→ **YOUR GOAL**: Search the material below for the word "使用的数据". Copy every line that has it.

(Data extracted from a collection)
--
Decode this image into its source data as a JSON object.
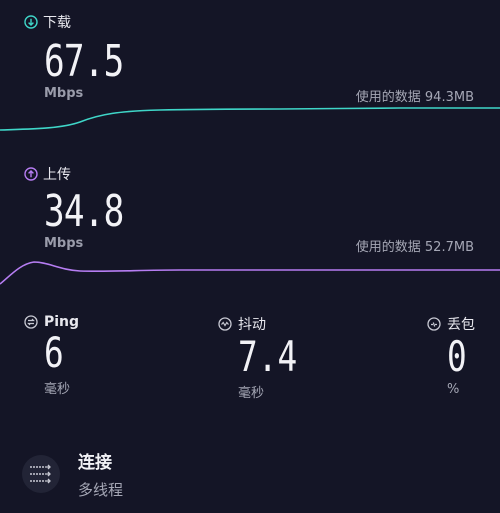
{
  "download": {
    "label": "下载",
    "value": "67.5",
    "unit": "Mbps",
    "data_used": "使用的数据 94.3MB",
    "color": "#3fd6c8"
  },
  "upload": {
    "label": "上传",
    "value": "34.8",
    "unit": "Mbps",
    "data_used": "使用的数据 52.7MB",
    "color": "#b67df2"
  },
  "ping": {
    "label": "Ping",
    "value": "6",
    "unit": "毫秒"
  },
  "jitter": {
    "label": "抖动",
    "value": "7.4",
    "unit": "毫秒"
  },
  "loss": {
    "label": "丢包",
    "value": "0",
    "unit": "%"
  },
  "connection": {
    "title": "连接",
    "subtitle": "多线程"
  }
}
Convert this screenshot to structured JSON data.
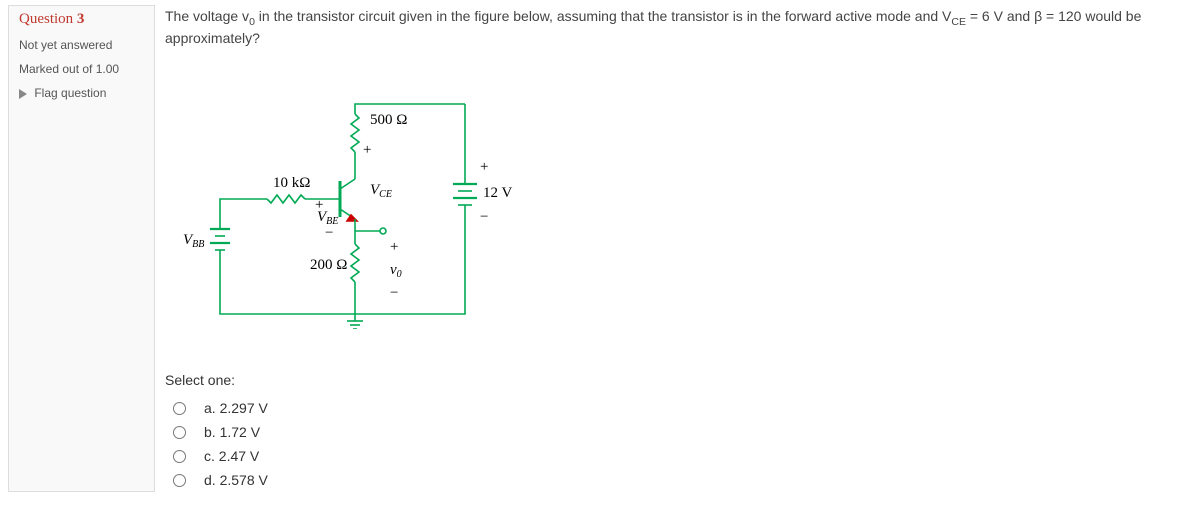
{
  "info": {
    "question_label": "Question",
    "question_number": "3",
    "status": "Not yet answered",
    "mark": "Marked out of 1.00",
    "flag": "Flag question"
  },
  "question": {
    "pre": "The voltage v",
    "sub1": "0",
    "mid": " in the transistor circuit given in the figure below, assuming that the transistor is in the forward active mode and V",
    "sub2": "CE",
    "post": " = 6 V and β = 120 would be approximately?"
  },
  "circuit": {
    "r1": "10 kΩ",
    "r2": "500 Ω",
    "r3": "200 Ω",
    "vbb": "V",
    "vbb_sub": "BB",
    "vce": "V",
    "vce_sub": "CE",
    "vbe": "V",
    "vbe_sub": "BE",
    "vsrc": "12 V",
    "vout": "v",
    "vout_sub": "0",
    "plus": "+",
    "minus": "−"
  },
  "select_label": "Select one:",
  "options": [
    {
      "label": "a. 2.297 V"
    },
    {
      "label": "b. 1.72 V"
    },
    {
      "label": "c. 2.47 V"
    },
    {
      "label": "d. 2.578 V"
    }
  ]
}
--
→ **TASK RESPONSE**:
    "data_used": "使用的数据 94.3MB",
    "data_used": "使用的数据 52.7MB",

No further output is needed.